* [STATED TASK] Take every line that has the string "considered" and copy it out.

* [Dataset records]
"""

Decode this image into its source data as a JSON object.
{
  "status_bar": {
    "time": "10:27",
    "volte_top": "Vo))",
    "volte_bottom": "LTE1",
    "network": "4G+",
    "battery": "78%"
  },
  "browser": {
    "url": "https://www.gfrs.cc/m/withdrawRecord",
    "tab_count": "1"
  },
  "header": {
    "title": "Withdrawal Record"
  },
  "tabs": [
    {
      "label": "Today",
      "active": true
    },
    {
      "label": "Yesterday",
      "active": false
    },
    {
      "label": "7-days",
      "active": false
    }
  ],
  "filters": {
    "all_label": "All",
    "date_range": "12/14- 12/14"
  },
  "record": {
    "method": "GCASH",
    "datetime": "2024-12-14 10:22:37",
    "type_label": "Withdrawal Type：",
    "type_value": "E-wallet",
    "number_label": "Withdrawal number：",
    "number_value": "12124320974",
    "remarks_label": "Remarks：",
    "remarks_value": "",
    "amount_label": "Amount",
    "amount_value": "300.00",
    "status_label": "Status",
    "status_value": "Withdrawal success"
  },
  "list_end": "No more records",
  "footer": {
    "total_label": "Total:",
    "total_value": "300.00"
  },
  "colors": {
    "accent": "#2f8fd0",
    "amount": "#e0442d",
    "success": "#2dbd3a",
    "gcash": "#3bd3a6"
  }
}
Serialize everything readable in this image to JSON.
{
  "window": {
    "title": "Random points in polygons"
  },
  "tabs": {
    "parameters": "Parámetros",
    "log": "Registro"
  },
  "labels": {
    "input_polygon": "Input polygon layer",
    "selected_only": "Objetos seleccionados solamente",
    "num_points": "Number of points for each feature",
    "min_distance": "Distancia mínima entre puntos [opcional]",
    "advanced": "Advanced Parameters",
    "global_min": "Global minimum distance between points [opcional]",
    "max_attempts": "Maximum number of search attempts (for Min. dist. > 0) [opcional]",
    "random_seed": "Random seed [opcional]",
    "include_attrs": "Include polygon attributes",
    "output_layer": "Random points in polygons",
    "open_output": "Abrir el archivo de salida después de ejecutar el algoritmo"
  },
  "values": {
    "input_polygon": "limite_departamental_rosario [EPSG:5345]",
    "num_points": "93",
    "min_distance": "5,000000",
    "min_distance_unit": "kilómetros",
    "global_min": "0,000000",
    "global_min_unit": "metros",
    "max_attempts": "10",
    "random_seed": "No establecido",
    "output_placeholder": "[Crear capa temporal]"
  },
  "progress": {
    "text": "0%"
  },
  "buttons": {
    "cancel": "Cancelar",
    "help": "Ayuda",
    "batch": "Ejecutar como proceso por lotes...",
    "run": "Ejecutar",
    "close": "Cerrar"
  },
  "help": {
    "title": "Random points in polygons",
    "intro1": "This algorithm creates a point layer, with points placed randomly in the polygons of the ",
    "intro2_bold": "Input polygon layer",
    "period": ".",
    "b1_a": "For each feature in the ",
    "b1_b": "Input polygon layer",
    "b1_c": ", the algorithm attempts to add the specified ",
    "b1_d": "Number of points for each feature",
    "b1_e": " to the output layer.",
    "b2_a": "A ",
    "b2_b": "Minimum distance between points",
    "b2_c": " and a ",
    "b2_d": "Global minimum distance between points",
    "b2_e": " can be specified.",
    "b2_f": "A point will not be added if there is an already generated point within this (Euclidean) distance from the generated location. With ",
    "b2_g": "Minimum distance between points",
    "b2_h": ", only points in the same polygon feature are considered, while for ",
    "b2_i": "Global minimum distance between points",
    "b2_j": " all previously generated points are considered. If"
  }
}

"""

* [TASK ANSWER]
    "b2_h": ", only points in the same polygon feature are considered, while for ",
    "b2_j": " all previously generated points are considered. If"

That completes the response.